[PROBLEM TO SOLVE]:
Using the material that follows, identify and copy each line with the string "kwartał".

[Stored items]:
..........
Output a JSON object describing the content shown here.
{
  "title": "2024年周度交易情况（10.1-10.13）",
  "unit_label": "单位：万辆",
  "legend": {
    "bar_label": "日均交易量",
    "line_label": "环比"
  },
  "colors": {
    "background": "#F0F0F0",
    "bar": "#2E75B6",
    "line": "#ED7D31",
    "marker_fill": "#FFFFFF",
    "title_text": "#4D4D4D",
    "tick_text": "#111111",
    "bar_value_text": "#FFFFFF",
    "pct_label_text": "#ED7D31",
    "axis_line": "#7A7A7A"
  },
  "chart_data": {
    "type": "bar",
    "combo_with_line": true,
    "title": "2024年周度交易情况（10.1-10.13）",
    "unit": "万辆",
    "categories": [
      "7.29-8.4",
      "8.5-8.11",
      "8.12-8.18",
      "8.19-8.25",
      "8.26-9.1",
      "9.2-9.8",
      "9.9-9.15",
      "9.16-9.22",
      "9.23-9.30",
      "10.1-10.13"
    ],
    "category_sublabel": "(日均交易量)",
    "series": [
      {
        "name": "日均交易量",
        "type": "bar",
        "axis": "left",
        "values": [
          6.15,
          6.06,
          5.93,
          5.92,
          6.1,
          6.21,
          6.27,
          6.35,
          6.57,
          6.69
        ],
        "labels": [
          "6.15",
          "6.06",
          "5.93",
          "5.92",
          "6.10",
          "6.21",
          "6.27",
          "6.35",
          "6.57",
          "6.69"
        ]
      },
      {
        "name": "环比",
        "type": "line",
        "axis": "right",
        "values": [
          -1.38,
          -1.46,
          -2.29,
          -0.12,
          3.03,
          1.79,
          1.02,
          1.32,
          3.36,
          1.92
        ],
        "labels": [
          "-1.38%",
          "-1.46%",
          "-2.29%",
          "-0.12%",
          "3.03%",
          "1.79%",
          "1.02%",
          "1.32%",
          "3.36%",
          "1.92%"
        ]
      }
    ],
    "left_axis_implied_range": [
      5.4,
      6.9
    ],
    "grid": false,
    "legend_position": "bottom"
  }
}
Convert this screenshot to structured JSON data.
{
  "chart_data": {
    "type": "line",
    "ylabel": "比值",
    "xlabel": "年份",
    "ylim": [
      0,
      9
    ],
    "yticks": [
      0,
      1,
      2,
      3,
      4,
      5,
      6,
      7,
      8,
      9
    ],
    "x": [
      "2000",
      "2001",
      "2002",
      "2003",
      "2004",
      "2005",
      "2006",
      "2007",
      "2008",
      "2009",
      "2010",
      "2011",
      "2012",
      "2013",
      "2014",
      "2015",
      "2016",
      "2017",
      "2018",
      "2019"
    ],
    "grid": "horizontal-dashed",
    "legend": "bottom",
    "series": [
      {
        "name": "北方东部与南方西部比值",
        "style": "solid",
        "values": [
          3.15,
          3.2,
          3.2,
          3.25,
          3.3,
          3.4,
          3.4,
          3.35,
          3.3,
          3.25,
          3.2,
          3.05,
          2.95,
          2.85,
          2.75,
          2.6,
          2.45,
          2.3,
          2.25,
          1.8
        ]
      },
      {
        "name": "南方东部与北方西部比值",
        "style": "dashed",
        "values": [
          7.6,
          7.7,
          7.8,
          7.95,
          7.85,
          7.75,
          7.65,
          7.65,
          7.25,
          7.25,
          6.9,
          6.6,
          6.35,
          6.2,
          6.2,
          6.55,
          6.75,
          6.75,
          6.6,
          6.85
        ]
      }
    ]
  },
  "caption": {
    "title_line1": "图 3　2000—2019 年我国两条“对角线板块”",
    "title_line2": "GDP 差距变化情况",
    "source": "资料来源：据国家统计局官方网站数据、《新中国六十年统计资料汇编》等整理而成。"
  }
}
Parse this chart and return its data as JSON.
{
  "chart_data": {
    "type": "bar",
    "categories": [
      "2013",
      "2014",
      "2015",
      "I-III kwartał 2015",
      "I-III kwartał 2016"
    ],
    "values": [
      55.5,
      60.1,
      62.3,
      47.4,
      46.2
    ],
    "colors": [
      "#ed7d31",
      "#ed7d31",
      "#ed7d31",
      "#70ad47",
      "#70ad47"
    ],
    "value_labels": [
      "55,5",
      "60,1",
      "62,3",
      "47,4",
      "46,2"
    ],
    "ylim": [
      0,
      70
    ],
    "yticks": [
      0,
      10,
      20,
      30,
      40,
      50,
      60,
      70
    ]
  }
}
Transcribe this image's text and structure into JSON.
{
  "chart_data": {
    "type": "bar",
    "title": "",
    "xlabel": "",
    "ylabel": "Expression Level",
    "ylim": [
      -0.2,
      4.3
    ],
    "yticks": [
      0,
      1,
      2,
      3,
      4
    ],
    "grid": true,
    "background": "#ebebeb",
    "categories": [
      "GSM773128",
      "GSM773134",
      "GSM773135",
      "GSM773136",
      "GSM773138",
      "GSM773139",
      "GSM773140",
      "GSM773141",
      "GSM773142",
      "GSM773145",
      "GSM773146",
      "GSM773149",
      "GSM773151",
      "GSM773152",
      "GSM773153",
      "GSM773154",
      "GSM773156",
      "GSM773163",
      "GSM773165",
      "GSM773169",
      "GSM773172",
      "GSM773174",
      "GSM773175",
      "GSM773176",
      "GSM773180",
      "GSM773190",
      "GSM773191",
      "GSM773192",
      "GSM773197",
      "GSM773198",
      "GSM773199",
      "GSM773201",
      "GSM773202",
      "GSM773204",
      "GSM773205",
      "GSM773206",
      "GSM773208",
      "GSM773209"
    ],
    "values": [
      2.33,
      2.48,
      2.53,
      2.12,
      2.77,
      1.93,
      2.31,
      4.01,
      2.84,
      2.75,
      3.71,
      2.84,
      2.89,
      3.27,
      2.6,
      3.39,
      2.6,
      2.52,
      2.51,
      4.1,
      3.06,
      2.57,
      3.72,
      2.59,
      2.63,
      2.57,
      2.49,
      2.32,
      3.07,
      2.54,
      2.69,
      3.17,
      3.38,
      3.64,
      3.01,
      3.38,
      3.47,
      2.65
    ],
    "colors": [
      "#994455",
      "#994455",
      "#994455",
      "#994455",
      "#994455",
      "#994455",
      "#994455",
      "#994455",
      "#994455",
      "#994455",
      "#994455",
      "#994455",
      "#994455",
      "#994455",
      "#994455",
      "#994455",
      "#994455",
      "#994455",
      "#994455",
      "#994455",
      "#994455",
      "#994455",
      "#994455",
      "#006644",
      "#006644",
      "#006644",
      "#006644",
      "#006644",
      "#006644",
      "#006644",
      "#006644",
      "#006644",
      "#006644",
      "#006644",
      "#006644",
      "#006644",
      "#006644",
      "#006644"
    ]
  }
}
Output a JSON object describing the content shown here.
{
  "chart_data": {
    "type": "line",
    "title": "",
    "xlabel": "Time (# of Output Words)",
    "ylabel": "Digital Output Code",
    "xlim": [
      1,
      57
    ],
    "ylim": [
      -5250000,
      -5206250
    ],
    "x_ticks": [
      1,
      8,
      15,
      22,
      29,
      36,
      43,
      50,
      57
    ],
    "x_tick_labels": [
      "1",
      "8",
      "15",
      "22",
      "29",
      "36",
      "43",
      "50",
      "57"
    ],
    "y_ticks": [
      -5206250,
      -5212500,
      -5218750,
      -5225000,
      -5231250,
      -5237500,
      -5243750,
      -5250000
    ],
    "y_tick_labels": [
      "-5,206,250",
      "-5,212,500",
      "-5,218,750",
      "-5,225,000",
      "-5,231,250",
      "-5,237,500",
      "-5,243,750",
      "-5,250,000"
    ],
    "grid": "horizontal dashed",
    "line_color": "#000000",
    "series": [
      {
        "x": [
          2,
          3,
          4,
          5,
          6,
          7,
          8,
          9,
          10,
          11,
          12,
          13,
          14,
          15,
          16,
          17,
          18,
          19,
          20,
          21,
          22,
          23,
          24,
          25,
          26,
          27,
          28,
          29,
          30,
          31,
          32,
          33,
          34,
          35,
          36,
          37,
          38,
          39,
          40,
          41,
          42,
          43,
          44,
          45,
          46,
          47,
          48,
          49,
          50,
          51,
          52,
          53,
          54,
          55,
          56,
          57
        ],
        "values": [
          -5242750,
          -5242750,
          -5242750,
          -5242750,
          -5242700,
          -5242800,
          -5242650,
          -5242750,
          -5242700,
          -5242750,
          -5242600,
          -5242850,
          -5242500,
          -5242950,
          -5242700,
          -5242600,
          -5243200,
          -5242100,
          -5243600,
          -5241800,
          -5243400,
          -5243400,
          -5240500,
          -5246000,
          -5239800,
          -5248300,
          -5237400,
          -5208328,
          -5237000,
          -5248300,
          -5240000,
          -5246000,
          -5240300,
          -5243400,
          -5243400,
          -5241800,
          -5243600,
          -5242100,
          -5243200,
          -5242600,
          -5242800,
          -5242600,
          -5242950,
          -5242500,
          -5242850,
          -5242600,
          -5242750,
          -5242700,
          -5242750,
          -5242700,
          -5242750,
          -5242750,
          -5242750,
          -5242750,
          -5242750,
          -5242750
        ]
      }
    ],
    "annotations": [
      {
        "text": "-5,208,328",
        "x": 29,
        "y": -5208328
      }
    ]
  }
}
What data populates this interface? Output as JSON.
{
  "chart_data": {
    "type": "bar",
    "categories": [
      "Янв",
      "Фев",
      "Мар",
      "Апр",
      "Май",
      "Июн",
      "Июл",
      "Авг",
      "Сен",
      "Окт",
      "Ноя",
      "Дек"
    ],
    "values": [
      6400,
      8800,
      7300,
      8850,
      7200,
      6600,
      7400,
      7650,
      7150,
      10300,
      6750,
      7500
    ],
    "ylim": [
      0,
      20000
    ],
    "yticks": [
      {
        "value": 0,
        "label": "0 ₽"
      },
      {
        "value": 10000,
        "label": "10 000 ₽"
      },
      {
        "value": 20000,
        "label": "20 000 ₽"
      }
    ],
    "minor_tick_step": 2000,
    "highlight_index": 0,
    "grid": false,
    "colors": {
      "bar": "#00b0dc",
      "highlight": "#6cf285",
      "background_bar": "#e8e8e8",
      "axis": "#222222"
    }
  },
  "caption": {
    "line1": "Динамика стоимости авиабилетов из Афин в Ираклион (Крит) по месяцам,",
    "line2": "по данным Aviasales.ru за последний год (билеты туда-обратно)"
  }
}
..........
[IN RESPONSE]:
      "I-III kwartał 2015",
      "I-III kwartał 2016"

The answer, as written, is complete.